Source:

____

- Born: 1977 (age 48–49) Cotswolds, England
- Occupations: Illustrator, writer
- Writing career
- Genre: Children's picture books
- Website: pollydunbar.com

= Polly Dunbar =

English author and illustrator

Polly Dunbar (born 1977) is an English author-illustrator.

She is best known for her self-illustrated books Penguin, the Tilly and Friends series (which became a BBC children's television series) and Hello, Mum – an illustrated memoir of motherhood and her first book for adults.

She has also illustrated other authors' books: Bubble Trouble by Margaret Mahy, My Dad's a Birdman by David Almond, Can Bears Ski? by poet Raymond Antrobus, Owl or Pussycat? by Michael Morpurgo, and While We Can't Hug by Eoin Mclaughlin.

Hello, Mum is Polly's first book for grown-ups, a visual diary about early motherhood.

She is the daughter of children's book writer Joyce Dunbar, whose picture book Shoe Baby she illustrated.

==Biography==
Dunbar was born in the Cotswolds and moved to Stratford upon Avon at eight months old. She went to school there until she was eleven and moved to Norwich with her family. There she attended City of Norwich School and Norwich School of Art and Design, now known as Norwich University College of the Arts. She started writing and illustrating at age 16, when she published two books – which she describes as "cartoon books inspired by teenage antics". She went to Brighton University and graduated in 1999 with a degree in illustration.

She lives in Waveny Valley, Suffolk with her partner and their two sons.

==Career==
Polly Dunbar's Dog Blue and Flyaway Katie, both as author-illustrator, were published in 2004. The following year she illustrated Shoe Baby, written by her mother, author Joyce Dunbar.

____

Records shown:
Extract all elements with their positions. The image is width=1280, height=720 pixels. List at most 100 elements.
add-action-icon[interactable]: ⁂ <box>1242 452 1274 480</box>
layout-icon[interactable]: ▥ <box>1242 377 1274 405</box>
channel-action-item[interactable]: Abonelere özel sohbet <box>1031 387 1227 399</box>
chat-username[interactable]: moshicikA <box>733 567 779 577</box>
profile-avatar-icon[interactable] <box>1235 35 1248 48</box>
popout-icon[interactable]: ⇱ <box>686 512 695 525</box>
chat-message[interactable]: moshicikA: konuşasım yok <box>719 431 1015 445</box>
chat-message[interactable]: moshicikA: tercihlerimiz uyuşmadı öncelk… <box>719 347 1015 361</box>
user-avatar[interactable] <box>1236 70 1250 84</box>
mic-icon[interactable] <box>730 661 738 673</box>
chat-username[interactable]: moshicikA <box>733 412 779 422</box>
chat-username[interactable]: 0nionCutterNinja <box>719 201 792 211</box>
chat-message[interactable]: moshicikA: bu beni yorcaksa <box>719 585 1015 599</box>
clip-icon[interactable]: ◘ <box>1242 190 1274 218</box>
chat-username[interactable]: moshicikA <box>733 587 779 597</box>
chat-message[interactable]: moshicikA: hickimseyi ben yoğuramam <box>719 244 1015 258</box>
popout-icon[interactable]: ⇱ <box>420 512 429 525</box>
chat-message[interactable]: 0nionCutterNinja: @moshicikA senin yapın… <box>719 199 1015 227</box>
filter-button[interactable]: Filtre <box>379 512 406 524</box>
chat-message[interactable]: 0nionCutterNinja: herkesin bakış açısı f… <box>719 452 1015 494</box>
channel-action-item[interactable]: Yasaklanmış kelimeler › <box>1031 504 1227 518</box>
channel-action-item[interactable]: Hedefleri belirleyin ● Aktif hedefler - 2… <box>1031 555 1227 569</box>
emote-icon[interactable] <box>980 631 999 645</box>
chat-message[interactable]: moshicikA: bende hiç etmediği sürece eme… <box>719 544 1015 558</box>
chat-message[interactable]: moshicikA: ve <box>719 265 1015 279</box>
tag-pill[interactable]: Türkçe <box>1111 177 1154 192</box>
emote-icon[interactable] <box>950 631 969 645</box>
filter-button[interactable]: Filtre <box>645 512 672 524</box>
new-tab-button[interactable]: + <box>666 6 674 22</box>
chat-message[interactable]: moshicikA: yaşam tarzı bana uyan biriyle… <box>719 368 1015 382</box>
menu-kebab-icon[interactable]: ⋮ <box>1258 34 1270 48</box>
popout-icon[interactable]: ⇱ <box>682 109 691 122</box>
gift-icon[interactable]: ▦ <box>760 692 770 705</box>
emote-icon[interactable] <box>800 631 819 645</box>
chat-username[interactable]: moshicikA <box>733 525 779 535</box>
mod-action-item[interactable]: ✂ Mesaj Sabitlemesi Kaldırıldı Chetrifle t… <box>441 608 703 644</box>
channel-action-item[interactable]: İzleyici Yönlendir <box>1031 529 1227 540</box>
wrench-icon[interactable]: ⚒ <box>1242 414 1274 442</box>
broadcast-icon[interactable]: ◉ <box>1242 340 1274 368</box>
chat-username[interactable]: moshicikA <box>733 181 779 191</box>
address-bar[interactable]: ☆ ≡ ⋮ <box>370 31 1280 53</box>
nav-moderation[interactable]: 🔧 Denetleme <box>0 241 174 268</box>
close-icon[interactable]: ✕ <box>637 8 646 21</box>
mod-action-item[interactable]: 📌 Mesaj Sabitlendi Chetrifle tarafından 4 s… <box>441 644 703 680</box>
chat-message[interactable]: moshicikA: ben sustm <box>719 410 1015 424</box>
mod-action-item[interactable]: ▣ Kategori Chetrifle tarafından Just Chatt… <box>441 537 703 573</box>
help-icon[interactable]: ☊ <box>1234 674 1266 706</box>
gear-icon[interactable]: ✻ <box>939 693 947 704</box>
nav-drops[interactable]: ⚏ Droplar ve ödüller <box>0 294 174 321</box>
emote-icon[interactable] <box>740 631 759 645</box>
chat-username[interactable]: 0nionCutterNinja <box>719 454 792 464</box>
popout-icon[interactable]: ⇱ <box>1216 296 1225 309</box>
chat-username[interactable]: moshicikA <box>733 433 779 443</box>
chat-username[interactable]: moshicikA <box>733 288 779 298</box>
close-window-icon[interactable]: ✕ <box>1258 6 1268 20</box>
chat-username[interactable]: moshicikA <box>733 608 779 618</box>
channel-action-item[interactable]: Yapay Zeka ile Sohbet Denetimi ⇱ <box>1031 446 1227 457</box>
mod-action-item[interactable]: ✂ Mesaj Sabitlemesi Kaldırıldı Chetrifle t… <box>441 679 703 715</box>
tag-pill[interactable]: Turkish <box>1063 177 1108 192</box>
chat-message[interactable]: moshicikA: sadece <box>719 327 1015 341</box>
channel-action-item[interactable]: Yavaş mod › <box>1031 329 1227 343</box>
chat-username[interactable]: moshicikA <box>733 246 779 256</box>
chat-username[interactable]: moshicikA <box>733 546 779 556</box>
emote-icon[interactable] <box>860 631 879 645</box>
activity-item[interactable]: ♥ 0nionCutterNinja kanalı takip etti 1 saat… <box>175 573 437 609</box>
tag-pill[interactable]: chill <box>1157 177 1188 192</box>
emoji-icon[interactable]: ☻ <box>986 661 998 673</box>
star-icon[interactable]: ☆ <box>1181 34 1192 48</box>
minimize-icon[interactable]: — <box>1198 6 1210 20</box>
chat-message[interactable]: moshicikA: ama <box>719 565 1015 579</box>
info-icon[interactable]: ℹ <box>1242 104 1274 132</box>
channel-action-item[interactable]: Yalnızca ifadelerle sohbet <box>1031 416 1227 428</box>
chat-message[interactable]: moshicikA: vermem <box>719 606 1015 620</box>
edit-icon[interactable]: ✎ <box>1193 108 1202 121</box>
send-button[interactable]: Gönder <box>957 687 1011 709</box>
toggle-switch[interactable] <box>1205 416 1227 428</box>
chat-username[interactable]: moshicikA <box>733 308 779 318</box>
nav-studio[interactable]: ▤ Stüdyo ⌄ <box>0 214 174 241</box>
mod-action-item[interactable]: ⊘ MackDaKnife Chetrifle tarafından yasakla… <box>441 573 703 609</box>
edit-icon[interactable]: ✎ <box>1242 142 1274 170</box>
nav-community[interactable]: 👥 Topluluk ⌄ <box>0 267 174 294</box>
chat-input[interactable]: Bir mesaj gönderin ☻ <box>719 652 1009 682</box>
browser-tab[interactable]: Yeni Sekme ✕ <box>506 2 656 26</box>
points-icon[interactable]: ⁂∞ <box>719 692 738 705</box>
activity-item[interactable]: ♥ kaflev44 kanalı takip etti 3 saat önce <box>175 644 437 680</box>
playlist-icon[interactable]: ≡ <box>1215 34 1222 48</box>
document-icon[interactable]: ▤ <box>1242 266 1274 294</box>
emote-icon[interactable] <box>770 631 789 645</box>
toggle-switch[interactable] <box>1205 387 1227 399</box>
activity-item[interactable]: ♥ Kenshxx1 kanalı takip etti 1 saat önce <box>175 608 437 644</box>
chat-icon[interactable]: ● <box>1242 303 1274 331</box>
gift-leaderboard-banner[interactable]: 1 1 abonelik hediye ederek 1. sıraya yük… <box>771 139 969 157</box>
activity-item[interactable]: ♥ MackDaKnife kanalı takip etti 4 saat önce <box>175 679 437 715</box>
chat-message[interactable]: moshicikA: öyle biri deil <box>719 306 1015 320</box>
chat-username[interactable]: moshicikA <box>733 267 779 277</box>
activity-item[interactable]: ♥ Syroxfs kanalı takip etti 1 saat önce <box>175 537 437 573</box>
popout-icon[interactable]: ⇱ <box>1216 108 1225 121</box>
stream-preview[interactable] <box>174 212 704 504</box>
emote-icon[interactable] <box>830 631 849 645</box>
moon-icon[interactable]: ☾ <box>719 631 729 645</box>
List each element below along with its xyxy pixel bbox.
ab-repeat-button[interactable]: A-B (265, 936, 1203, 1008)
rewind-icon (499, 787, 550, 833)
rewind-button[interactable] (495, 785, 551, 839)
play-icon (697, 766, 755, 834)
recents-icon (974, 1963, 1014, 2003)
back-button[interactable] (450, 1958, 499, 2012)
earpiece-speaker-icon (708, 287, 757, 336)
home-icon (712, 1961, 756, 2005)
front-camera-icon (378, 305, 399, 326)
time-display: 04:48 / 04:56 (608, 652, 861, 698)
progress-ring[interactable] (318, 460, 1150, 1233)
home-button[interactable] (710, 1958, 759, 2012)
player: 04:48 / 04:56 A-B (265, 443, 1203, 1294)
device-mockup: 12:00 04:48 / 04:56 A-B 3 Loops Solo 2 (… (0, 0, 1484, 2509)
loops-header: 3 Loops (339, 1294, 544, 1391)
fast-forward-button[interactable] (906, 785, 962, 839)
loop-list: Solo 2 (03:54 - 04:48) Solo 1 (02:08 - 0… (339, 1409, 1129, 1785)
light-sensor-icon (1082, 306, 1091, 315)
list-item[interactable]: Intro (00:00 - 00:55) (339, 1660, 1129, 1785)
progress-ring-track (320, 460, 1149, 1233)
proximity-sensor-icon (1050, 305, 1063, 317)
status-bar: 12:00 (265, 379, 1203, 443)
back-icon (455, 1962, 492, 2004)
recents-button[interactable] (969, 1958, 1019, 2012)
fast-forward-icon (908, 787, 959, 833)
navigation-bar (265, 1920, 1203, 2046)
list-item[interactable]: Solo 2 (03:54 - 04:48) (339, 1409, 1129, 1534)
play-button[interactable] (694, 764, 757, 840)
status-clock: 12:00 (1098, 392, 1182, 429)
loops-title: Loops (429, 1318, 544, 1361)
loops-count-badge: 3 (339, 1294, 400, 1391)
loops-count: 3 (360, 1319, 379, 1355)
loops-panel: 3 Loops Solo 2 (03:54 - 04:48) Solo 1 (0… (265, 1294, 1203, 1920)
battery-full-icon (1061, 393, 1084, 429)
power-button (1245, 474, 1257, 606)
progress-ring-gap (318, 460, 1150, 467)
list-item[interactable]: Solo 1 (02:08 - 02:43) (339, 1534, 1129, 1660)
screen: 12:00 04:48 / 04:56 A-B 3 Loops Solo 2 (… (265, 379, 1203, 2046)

____

Requirements:
1. Condense the paragraph of the Polly Dunbar article that begins "Dunbar was born in the Cotswolds" into a short bulleted list that keeps its main facts.
2. Reproduce everything in the Polly Dunbar article from "English author and" down to "Baby she illustrated.".
The listing is separate from the Polly Dunbar article.

In response:
1.
- Born in the Cotswolds; moved to Stratford upon Avon at eight months old and went to school there until age eleven.
- Moved with her family to Norwich, where she attended City of Norwich School and Norwich School of Art and Design (now Norwich University College of the Arts).
- Began writing and illustrating at 16, publishing two "cartoon books inspired by teenage antics."
- Graduated from Brighton University in 1999 with a degree in illustration.

2.
English author and illustrator

Polly Dunbar (born 1977) is an English author-illustrator.

She is best known for her self-illustrated books Penguin, the Tilly and Friends series (which became a BBC children's television series) and Hello, Mum – an illustrated memoir of motherhood and her first book for adults.

She has also illustrated other authors' books: Bubble Trouble by Margaret Mahy, My Dad's a Birdman by David Almond, Can Bears Ski? by poet Raymond Antrobus, Owl or Pussycat? by Michael Morpurgo, and While We Can't Hug by Eoin Mclaughlin.

Hello, Mum is Polly's first book for grown-ups, a visual diary about early motherhood.

She is the daughter of children's book writer Joyce Dunbar, whose picture book Shoe Baby she illustrated.